Dataset items
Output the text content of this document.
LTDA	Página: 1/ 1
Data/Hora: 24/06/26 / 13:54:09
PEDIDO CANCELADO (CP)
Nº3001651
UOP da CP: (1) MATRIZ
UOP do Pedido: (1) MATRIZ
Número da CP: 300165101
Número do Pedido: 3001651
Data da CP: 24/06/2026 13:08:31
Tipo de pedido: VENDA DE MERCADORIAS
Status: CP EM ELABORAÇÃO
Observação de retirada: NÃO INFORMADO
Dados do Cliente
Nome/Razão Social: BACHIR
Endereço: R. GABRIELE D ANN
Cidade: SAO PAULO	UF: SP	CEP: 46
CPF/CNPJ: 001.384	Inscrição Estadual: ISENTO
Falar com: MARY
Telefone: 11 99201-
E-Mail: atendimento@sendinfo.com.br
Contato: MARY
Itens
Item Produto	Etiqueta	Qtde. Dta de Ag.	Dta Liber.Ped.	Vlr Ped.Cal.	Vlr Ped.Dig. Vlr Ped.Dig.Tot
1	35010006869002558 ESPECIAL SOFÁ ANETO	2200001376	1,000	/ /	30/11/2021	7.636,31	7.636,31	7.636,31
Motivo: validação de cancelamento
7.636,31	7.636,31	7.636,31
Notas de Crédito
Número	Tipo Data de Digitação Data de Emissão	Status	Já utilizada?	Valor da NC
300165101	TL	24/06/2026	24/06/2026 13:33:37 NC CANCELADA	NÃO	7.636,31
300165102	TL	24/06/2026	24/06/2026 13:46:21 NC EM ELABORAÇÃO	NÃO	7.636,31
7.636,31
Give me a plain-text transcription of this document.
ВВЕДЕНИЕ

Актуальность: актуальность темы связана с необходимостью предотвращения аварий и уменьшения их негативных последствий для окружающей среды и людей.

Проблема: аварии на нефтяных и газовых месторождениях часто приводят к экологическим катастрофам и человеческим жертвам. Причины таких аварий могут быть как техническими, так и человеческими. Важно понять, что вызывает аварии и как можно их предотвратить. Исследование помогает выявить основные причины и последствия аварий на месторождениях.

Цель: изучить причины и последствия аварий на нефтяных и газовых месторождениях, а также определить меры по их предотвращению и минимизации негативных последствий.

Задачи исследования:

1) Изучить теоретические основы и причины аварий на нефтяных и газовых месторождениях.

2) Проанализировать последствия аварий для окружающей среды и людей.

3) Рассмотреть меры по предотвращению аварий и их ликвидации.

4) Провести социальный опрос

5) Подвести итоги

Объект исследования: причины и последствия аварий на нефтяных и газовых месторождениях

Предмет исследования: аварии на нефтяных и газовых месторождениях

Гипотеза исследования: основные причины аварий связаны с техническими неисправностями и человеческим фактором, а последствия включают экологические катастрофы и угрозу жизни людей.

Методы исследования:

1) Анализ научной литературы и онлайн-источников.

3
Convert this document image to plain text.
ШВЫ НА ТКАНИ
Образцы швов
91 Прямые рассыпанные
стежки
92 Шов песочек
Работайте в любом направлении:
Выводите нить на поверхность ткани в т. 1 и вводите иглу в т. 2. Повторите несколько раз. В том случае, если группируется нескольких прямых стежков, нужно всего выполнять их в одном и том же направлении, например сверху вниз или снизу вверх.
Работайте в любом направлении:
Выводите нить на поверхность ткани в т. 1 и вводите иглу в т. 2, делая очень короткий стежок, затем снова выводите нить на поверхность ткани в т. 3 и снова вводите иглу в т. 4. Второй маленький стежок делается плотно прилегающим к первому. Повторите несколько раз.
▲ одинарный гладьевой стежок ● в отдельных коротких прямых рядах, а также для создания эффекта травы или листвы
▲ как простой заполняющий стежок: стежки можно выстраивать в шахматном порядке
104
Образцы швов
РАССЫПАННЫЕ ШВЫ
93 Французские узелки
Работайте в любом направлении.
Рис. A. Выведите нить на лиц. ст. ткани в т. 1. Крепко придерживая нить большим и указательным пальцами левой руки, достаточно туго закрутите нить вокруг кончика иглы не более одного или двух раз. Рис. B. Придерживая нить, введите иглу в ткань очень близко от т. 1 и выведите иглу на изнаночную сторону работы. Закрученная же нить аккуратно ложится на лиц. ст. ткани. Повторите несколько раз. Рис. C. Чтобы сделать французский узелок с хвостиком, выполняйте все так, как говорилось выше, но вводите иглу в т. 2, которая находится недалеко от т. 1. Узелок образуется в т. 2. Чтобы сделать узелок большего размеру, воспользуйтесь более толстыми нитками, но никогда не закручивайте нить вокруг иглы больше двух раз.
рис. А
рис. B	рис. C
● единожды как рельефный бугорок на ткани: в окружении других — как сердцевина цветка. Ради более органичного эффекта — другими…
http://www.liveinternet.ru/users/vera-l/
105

**GOAL**
Read the lines above. Gather those in which the string "окружающей" is found.

**TASK OUTPUT**
Актуальность: актуальность темы связана с необходимостью предотвращения аварий и уменьшения их негативных последствий для окружающей среды и людей.
2) Проанализировать последствия аварий для окружающей среды и людей.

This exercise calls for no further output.